Ce 20 mai 1762 des Délices
Il y a bien longtemps Monsieur que je n'ai eu l'honneur de vous écrire.
Nous avons été dans de grandes alarmes. Heureusement mr Tronchin nous en a tiré. Mon Oncle se porte aussi bien que sa situation le permets. Il a seulement un peu de peine à recouvrer le Someil. J'espère que le lait d'ânesse qu'il prand àprésant le lui fera retrouver. Tous les Tronchains dans des genre différans sont d'aimables gens.
Je vous suis bien obbligée d'avoir rembourcé à mme la présidante Dalbertas ses tafetas. Je l'avais chargé de cette Comition pour vous en éviter la peine, craignant toujours d'abbuser de votre temps.
Mon Oncle veut faire une galantrie à une de ses gardes. C'est mme Cramer la geune qui ne l'a point quité dans sa maladie. Nous voudrions 17 ou 18 aunes de tafetas chiné. Nous ne voulons ny fond blanc n'y fond geaune. Je sçais que cette Comission n'est pas facile car on dit qu'il n'y a plus de tafetas chiné dans Lion mais je me flate que vous en trouverez encor. Vous aurez la bonté de mettre cette article sur le comte de mon Oncle. Nous ne voulons n'y fond blanc n'y fond geaune. Du reste prenez touttes les couleurs qui vous plairont et ne parlez point de la Confidence que je vous fais. Je vous prie aussi Monsieur de vouloir bien paier à Gerard, menuisier, 80lt qu'il viendra vous demander pour deux bois de chaises longues qu'il m'a envoié. Je vous en serai bien obbligée. Vous m'enverez je vous prie le tafetas à l'adresse de Mr Catala.
Nous sommes toujours aux Délices, cette maison devient charmente. Je ferai de mon mieux pour y rester jusqu'à ce que la santé de mon Oncle deviene plus affermie.
Adieu Monsieur, ne doutez jamais de ma reconnoissence et des sentiments avec les quels j'ai l'honneur d'être Monsieur Votre très humble et très obbéissente servente
Denis
Un frère de mon Cuisinier a 6 mille sinq cent livres à plasser. Il me charge de vous demender si vous voulez les prendre au denier que vous ordonnerez. Réponce s'il vous plait.

• _DONNÉES FOURNIES_:
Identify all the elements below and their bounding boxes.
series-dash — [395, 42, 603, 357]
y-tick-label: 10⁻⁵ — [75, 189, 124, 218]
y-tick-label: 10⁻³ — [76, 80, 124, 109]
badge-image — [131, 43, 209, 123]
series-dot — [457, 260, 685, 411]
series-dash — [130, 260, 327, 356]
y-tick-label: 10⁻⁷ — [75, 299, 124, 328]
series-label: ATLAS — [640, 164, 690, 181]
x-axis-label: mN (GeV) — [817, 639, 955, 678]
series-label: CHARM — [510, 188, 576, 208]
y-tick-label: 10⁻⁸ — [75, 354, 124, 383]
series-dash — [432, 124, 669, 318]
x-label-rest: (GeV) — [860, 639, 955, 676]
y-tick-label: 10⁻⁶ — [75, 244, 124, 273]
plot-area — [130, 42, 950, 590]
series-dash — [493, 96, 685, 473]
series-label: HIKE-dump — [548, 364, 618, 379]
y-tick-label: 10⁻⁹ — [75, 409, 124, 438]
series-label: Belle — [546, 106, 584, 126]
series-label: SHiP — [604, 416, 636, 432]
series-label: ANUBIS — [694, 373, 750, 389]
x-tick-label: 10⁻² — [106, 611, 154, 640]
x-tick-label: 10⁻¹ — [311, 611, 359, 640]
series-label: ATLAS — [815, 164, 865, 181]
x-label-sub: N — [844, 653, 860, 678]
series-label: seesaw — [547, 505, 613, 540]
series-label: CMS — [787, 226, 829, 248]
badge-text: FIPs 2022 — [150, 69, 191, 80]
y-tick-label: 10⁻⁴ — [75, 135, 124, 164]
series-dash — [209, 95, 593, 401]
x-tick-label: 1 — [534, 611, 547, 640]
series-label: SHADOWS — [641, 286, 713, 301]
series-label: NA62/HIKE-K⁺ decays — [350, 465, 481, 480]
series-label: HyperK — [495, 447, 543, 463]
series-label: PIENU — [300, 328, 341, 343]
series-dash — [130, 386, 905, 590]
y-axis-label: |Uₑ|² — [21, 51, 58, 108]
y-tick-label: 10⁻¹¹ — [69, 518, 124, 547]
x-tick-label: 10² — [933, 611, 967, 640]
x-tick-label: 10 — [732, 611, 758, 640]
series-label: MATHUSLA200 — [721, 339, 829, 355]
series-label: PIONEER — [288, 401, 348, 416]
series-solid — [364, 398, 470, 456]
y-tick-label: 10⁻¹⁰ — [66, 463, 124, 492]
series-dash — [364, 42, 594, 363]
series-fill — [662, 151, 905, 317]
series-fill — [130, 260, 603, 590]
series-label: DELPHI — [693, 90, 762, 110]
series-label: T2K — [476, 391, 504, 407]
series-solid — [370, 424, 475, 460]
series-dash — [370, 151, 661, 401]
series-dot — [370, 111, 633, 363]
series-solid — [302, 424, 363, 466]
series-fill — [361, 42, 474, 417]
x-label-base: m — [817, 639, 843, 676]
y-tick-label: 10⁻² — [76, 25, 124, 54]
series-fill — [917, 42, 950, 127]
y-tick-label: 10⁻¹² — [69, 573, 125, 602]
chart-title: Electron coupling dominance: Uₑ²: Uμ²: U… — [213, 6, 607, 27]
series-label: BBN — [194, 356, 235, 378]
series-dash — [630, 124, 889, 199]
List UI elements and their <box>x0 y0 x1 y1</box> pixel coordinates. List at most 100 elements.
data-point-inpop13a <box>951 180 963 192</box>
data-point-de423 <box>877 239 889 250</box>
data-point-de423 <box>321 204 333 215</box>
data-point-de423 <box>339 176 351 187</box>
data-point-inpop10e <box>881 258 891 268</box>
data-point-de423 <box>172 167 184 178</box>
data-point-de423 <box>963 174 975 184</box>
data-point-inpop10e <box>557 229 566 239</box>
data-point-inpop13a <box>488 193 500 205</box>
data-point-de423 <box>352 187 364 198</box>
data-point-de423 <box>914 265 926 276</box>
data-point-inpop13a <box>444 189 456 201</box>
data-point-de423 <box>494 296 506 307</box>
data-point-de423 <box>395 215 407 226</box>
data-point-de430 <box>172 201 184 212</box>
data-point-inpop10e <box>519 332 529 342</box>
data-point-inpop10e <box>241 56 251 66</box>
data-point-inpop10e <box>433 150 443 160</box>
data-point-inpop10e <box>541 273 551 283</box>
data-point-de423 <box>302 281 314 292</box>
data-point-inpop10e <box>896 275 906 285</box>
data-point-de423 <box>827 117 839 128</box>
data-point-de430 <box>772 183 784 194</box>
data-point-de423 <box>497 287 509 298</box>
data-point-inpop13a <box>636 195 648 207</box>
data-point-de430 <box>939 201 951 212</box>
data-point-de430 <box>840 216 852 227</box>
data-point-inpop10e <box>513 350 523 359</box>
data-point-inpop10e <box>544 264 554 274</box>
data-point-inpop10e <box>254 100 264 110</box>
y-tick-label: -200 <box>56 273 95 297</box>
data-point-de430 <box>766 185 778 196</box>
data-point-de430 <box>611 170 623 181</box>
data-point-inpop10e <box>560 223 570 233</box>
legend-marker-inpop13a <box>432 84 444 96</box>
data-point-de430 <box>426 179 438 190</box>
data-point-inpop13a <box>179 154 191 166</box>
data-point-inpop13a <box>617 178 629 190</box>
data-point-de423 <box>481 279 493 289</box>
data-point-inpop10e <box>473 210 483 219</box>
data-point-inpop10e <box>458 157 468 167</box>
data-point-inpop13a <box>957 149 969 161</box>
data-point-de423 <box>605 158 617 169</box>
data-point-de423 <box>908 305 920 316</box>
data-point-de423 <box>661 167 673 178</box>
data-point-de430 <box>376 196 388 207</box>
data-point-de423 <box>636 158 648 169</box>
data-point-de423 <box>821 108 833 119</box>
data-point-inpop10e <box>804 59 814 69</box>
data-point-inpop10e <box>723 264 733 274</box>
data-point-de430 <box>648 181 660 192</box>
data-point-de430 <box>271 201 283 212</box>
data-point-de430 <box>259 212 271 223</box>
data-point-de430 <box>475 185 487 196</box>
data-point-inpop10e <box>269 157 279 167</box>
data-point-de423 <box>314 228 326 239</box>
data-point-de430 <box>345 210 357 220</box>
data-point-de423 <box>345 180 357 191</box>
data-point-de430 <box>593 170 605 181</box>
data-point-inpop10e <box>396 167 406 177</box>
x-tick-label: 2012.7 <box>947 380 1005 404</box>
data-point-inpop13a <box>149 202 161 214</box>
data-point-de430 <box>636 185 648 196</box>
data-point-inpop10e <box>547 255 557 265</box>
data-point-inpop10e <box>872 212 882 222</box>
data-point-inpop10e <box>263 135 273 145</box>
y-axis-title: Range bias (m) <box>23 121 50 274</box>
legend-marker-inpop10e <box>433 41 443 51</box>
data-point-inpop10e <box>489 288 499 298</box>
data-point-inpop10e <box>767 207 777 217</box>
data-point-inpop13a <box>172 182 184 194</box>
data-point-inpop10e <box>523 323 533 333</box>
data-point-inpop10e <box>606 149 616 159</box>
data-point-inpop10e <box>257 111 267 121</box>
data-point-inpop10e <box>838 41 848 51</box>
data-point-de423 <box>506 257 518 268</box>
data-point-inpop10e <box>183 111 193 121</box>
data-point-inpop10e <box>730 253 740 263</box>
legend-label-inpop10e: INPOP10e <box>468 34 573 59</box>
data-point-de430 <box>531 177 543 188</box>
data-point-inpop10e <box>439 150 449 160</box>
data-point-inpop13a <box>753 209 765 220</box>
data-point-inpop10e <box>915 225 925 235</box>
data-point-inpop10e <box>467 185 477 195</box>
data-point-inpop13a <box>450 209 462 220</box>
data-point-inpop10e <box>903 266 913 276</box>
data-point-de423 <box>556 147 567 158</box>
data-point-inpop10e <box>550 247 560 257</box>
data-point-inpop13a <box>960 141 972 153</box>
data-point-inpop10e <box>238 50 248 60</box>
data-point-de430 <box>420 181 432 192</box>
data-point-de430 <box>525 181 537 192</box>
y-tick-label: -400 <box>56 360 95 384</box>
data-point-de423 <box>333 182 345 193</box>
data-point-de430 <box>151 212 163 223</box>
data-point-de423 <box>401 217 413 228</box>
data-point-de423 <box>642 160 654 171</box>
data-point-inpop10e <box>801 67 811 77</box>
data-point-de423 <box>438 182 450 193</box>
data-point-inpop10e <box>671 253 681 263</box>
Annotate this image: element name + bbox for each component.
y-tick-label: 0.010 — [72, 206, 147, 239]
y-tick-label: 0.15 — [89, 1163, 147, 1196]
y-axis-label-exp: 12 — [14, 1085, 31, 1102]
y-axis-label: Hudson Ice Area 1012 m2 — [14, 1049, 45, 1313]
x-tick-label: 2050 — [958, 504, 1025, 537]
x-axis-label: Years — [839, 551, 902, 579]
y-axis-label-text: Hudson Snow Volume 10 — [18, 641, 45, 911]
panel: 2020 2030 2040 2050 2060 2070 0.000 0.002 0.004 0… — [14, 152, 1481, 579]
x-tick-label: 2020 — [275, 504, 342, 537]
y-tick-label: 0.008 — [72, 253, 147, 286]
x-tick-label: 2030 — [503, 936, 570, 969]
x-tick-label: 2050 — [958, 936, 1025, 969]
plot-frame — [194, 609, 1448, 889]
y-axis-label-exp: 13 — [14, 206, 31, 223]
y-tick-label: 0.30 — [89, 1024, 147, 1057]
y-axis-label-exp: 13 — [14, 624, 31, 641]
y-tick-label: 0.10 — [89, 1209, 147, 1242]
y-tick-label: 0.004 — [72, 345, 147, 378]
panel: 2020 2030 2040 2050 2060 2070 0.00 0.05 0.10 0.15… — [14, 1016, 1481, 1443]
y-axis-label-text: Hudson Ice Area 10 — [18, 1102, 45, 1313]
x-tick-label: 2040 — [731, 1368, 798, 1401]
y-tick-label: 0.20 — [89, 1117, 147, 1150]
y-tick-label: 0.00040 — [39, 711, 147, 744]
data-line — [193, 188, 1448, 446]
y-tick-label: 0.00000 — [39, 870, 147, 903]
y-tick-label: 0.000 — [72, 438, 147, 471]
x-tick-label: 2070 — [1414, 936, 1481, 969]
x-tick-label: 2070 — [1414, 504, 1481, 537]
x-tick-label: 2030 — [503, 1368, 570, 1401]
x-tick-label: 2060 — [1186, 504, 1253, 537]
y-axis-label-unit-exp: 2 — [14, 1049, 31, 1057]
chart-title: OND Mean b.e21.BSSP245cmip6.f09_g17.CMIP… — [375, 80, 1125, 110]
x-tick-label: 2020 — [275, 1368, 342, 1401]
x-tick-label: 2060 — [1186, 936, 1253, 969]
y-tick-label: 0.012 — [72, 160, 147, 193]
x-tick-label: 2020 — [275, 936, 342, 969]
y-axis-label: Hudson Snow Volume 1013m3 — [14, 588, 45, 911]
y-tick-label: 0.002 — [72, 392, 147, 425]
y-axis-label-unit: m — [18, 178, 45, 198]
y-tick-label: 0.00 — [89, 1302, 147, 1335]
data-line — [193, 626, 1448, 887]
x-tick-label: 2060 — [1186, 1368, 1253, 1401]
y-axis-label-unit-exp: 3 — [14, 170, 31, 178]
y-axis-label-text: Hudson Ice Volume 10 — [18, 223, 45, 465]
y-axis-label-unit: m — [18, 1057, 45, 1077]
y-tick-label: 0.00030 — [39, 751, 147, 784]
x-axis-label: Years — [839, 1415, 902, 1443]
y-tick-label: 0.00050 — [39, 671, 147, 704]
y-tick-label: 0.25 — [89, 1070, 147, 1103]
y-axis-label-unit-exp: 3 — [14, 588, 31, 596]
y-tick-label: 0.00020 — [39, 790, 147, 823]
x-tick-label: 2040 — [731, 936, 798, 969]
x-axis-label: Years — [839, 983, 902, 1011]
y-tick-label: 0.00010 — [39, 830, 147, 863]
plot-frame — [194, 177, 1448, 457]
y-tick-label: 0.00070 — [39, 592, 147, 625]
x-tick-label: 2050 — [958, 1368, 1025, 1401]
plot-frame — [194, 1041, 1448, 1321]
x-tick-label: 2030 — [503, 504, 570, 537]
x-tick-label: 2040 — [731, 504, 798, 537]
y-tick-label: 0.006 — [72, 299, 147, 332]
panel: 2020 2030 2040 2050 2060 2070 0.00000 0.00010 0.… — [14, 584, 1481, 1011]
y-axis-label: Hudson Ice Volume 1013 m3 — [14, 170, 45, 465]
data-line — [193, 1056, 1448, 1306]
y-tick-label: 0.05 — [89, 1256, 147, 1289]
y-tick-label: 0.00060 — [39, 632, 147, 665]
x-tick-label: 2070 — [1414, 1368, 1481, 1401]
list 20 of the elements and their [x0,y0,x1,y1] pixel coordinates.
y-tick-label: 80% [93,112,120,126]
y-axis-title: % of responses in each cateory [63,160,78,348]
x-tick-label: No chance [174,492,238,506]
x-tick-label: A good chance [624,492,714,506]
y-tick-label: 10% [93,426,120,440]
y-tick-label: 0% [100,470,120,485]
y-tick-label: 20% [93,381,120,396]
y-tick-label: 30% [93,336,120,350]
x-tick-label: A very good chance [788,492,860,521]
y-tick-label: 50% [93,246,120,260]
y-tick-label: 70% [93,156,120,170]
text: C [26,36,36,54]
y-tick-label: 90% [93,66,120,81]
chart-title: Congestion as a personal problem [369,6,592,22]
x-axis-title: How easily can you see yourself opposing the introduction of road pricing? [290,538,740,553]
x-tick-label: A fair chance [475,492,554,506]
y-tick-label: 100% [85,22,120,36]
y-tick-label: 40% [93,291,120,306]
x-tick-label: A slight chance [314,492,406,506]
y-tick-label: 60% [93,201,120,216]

• _CONSIGNE_:
Recopiez à l'identique l'intégralité de la lettre du 20 mai 1762, sans en modifier l'orthographe ni la ponctuation.

• _CORRIGÉ_:
Ce 20 mai 1762 des Délices
Il y a bien longtemps Monsieur que je n'ai eu l'honneur de vous écrire.
Nous avons été dans de grandes alarmes. Heureusement mr Tronchin nous en a tiré. Mon Oncle se porte aussi bien que sa situation le permets. Il a seulement un peu de peine à recouvrer le Someil. J'espère que le lait d'ânesse qu'il prand àprésant le lui fera retrouver. Tous les Tronchains dans des genre différans sont d'aimables gens.
Je vous suis bien obbligée d'avoir rembourcé à mme la présidante Dalbertas ses tafetas. Je l'avais chargé de cette Comition pour vous en éviter la peine, craignant toujours d'abbuser de votre temps.
Mon Oncle veut faire une galantrie à une de ses gardes. C'est mme Cramer la geune qui ne l'a point quité dans sa maladie. Nous voudrions 17 ou 18 aunes de tafetas chiné. Nous ne voulons ny fond blanc n'y fond geaune. Je sçais que cette Comission n'est pas facile car on dit qu'il n'y a plus de tafetas chiné dans Lion mais je me flate que vous en trouverez encor. Vous aurez la bonté de mettre cette article sur le comte de mon Oncle. Nous ne voulons n'y fond blanc n'y fond geaune. Du reste prenez touttes les couleurs qui vous plairont et ne parlez point de la Confidence que je vous fais. Je vous prie aussi Monsieur de vouloir bien paier à Gerard, menuisier, 80lt qu'il viendra vous demander pour deux bois de chaises longues qu'il m'a envoié. Je vous en serai bien obbligée. Vous m'enverez je vous prie le tafetas à l'adresse de Mr Catala.
Nous sommes toujours aux Délices, cette maison devient charmente. Je ferai de mon mieux pour y rester jusqu'à ce que la santé de mon Oncle deviene plus affermie.
Adieu Monsieur, ne doutez jamais de ma reconnoissence et des sentiments avec les quels j'ai l'honneur d'être Monsieur Votre très humble et très obbéissente servente
Denis
Un frère de mon Cuisinier a 6 mille sinq cent livres à plasser. Il me charge de vous demender si vous voulez les prendre au denier que vous ordonnerez. Réponce s'il vous plait.